**TASK GOAL**
Repeat all of the data precisely.

**ENTRIES PROVIDED**
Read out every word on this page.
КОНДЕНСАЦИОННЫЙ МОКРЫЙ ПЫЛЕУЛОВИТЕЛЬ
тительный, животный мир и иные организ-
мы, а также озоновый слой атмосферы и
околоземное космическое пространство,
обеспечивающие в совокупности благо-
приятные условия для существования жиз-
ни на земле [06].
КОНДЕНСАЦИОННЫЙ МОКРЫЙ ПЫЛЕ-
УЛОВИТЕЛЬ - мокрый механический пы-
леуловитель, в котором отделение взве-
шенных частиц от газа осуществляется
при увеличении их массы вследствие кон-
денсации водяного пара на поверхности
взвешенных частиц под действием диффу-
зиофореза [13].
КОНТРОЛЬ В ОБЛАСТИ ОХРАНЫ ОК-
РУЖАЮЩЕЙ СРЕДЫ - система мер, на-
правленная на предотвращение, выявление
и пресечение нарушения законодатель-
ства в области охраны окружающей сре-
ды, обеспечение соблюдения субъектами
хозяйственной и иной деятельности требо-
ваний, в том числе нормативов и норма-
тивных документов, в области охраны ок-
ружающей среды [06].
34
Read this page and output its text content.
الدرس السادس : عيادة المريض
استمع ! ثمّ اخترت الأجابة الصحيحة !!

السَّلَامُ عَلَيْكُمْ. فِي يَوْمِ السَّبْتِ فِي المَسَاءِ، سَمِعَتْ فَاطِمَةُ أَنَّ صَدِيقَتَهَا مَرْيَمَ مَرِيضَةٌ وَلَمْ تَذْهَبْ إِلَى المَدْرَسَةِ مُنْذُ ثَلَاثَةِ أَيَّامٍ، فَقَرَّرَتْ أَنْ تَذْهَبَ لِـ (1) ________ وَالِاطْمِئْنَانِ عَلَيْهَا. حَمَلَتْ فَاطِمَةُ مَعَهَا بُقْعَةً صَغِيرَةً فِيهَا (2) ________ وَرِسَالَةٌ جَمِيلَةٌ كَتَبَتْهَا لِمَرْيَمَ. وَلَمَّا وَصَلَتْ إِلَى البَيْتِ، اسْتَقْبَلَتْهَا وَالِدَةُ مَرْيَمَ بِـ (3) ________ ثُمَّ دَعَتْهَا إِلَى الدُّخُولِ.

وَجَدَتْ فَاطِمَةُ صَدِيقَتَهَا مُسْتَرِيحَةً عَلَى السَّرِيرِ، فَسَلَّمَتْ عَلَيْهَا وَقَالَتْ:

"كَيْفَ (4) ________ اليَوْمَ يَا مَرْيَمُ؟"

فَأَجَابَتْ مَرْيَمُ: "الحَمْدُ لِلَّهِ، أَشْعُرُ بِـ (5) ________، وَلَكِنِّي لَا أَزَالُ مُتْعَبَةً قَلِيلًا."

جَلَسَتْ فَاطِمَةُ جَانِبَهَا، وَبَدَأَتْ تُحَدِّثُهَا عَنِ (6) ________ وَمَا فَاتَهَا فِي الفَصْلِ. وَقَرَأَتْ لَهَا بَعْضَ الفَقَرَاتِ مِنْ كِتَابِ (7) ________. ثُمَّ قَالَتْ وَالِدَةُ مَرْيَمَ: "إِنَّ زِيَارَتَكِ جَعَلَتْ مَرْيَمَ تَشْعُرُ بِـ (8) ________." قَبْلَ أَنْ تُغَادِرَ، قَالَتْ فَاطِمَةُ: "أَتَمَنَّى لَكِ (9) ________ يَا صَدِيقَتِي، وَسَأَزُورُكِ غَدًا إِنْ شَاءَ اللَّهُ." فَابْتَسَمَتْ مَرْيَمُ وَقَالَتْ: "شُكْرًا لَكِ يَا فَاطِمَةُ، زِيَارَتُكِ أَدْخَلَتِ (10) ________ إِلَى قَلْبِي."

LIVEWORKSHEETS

**SOLUTION FOR THIS EXERCISE**
Read out every word on this page.
КОНДЕНСАЦИОННЫЙ МОКРЫЙ ПЫЛЕУЛОВИТЕЛЬ
тительный, животный мир и иные организ-
мы, а также озоновый слой атмосферы и
околоземное космическое пространство,
обеспечивающие в совокупности благо-
приятные условия для существования жиз-
ни на земле [06].
КОНДЕНСАЦИОННЫЙ МОКРЫЙ ПЫЛЕ-
УЛОВИТЕЛЬ - мокрый механический пы-
леуловитель, в котором отделение взве-
шенных частиц от газа осуществляется
при увеличении их массы вследствие кон-
денсации водяного пара на поверхности
взвешенных частиц под действием диффу-
зиофореза [13].
КОНТРОЛЬ В ОБЛАСТИ ОХРАНЫ ОК-
РУЖАЮЩЕЙ СРЕДЫ - система мер, на-
правленная на предотвращение, выявление
и пресечение нарушения законодатель-
ства в области охраны окружающей сре-
ды, обеспечение соблюдения субъектами
хозяйственной и иной деятельности требо-
ваний, в том числе нормативов и норма-
тивных документов, в области охраны ок-
ружающей среды [06].
34
Read this page and output its text content.
الدرس السادس : عيادة المريض
استمع ! ثمّ اخترت الأجابة الصحيحة !!

السَّلَامُ عَلَيْكُمْ. فِي يَوْمِ السَّبْتِ فِي المَسَاءِ، سَمِعَتْ فَاطِمَةُ أَنَّ صَدِيقَتَهَا مَرْيَمَ مَرِيضَةٌ وَلَمْ تَذْهَبْ إِلَى المَدْرَسَةِ مُنْذُ ثَلَاثَةِ أَيَّامٍ، فَقَرَّرَتْ أَنْ تَذْهَبَ لِـ (1) ________ وَالِاطْمِئْنَانِ عَلَيْهَا. حَمَلَتْ فَاطِمَةُ مَعَهَا بُقْعَةً صَغِيرَةً فِيهَا (2) ________ وَرِسَالَةٌ جَمِيلَةٌ كَتَبَتْهَا لِمَرْيَمَ. وَلَمَّا وَصَلَتْ إِلَى البَيْتِ، اسْتَقْبَلَتْهَا وَالِدَةُ مَرْيَمَ بِـ (3) ________ ثُمَّ دَعَتْهَا إِلَى الدُّخُولِ.

وَجَدَتْ فَاطِمَةُ صَدِيقَتَهَا مُسْتَرِيحَةً عَلَى السَّرِيرِ، فَسَلَّمَتْ عَلَيْهَا وَقَالَتْ:

"كَيْفَ (4) ________ اليَوْمَ يَا مَرْيَمُ؟"

فَأَجَابَتْ مَرْيَمُ: "الحَمْدُ لِلَّهِ، أَشْعُرُ بِـ (5) ________، وَلَكِنِّي لَا أَزَالُ مُتْعَبَةً قَلِيلًا."

جَلَسَتْ فَاطِمَةُ جَانِبَهَا، وَبَدَأَتْ تُحَدِّثُهَا عَنِ (6) ________ وَمَا فَاتَهَا فِي الفَصْلِ. وَقَرَأَتْ لَهَا بَعْضَ الفَقَرَاتِ مِنْ كِتَابِ (7) ________. ثُمَّ قَالَتْ وَالِدَةُ مَرْيَمَ: "إِنَّ زِيَارَتَكِ جَعَلَتْ مَرْيَمَ تَشْعُرُ بِـ (8) ________." قَبْلَ أَنْ تُغَادِرَ، قَالَتْ فَاطِمَةُ: "أَتَمَنَّى لَكِ (9) ________ يَا صَدِيقَتِي، وَسَأَزُورُكِ غَدًا إِنْ شَاءَ اللَّهُ." فَابْتَسَمَتْ مَرْيَمُ وَقَالَتْ: "شُكْرًا لَكِ يَا فَاطِمَةُ، زِيَارَتُكِ أَدْخَلَتِ (10) ________ إِلَى قَلْبِي."

LIVEWORKSHEETS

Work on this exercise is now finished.